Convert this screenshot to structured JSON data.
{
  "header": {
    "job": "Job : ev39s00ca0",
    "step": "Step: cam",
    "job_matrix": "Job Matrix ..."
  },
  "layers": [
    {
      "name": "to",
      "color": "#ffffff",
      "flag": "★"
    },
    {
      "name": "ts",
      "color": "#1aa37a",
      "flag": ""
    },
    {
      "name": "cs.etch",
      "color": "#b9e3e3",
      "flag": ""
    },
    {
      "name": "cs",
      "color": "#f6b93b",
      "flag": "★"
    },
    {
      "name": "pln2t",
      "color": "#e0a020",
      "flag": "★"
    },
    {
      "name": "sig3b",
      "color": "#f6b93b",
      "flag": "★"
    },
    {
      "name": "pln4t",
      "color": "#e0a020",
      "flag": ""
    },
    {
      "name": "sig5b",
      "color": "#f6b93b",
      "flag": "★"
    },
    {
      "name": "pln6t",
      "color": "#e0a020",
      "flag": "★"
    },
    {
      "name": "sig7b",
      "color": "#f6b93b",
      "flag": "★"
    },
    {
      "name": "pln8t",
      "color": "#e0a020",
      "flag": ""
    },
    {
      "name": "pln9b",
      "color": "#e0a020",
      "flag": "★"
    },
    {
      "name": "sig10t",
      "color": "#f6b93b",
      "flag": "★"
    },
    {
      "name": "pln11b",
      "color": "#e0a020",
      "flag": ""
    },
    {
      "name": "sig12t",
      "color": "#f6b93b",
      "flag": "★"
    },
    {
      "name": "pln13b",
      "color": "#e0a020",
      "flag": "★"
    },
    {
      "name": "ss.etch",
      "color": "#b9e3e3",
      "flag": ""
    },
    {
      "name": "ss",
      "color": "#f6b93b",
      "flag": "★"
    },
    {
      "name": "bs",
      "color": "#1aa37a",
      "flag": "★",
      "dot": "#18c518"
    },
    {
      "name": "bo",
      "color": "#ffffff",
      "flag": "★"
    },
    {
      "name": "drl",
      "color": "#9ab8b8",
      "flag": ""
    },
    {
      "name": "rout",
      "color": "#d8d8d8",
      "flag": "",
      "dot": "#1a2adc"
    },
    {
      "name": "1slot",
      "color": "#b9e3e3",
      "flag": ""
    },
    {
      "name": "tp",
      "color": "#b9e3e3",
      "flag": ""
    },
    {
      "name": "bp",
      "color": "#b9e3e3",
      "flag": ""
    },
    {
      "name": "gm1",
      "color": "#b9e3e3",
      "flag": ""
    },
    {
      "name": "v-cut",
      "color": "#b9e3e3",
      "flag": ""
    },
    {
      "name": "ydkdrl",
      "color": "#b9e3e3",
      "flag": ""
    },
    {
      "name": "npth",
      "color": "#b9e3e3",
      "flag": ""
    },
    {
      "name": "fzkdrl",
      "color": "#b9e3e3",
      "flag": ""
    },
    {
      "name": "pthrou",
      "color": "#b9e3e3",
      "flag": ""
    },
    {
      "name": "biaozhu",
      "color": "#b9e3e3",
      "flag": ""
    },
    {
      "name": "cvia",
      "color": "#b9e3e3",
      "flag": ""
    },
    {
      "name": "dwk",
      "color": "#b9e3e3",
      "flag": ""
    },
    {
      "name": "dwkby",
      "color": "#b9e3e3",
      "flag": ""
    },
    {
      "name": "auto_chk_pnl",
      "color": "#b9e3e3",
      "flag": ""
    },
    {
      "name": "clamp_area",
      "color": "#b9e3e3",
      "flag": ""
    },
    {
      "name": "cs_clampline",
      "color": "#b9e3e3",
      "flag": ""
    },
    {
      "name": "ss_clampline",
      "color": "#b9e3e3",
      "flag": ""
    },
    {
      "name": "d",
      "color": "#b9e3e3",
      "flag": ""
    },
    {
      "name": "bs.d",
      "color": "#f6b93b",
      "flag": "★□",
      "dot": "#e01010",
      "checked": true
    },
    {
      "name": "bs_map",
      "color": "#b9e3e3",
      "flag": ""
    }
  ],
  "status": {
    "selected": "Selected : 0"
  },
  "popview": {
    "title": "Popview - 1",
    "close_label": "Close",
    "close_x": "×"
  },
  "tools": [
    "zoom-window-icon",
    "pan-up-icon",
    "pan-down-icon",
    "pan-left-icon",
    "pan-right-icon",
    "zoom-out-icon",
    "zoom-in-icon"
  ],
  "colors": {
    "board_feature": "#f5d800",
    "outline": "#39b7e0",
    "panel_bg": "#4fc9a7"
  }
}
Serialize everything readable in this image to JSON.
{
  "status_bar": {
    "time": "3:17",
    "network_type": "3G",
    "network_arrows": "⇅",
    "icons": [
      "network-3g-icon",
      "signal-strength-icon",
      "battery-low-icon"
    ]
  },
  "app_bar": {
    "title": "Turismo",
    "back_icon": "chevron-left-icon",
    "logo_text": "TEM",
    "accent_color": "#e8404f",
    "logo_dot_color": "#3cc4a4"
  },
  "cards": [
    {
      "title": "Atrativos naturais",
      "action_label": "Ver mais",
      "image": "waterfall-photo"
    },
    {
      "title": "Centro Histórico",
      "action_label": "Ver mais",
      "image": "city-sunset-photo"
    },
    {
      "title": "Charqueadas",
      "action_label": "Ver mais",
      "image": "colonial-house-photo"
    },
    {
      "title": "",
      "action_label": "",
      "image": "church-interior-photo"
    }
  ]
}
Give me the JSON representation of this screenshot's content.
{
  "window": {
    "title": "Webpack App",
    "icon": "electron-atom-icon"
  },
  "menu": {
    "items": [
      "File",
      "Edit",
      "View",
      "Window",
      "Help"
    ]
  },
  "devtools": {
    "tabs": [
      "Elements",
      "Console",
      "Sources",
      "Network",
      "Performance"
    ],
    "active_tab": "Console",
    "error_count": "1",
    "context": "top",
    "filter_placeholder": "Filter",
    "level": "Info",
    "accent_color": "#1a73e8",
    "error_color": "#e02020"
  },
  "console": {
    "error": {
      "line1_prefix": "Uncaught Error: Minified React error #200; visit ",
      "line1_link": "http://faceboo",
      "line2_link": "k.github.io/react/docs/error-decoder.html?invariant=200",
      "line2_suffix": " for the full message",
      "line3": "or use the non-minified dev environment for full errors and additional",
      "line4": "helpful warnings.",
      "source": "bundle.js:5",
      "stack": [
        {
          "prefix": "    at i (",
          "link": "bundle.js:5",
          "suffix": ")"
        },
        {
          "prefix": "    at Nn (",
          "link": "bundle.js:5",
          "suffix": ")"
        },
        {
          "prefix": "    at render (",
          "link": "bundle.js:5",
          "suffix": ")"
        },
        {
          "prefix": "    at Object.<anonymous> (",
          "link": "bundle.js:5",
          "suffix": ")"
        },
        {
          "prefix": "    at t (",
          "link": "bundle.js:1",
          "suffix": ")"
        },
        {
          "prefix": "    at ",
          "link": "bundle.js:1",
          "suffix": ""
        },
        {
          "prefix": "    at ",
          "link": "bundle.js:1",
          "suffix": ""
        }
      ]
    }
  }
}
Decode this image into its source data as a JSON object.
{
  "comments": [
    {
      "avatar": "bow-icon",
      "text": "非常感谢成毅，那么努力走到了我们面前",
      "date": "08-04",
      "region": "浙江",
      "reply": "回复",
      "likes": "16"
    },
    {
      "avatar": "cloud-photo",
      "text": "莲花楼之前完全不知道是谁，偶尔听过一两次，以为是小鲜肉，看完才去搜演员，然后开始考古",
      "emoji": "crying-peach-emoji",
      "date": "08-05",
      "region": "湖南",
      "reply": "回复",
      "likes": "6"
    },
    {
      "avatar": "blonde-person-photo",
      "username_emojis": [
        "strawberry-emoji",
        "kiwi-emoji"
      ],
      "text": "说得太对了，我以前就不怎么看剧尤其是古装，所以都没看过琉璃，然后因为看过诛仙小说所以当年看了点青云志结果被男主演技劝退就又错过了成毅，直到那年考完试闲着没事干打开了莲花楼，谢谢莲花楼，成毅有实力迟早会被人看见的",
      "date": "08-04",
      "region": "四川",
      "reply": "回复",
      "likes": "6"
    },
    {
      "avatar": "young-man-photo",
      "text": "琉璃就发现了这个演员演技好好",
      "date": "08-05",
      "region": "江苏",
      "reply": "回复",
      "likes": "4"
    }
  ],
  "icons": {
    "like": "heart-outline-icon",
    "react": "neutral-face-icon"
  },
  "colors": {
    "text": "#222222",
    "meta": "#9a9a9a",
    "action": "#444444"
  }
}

→ **Problem description**
Write out each line of the data that holds the string "image".

→ **Task solution**
Serialize everything readable in this image to JSON.
      "image": "waterfall-photo"
      "image": "city-sunset-photo"
      "image": "colonial-house-photo"
      "image": "church-interior-photo"
Decode this image into its source data as a JSON object.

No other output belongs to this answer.